■ Exercise:
Extract every line that contains the word "does".
[BEGIN Excerpted data]
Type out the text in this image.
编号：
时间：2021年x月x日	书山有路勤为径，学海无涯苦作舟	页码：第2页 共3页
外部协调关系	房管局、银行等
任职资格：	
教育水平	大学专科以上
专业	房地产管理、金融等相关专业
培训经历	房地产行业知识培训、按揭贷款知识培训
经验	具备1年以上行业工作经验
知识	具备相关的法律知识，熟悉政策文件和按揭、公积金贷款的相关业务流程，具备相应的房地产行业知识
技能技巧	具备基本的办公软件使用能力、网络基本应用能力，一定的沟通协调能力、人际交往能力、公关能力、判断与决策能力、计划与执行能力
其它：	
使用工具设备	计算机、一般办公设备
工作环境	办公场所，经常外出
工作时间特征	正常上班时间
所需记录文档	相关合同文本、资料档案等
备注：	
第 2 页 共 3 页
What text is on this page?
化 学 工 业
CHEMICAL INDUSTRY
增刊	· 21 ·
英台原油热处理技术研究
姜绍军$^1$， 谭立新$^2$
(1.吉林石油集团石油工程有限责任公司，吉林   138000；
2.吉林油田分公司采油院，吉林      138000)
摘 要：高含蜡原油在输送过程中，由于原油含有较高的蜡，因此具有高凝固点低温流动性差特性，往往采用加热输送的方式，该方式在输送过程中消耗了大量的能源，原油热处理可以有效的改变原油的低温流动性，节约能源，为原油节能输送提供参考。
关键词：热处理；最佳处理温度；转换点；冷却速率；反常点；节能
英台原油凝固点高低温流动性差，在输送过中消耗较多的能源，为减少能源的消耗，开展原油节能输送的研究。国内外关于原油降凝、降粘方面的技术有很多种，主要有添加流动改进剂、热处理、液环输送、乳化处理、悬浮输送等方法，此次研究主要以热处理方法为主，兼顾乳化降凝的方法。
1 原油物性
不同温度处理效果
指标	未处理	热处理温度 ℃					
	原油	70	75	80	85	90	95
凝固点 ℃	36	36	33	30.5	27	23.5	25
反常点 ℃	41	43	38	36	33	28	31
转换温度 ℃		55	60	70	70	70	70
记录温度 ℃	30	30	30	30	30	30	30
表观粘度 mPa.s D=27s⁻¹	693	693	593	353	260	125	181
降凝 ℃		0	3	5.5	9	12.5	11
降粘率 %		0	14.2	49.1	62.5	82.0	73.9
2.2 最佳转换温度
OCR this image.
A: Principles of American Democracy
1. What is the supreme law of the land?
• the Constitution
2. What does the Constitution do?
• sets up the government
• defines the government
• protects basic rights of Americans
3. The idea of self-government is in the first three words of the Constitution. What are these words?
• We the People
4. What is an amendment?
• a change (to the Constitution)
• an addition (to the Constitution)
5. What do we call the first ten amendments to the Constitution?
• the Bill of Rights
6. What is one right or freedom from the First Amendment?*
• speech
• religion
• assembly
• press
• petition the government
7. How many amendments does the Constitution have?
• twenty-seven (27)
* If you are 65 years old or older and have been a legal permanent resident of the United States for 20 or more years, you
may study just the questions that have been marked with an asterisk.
[END Excerpted data]
■ Correct answer:
2. What does the Constitution do?
7. How many amendments does the Constitution have?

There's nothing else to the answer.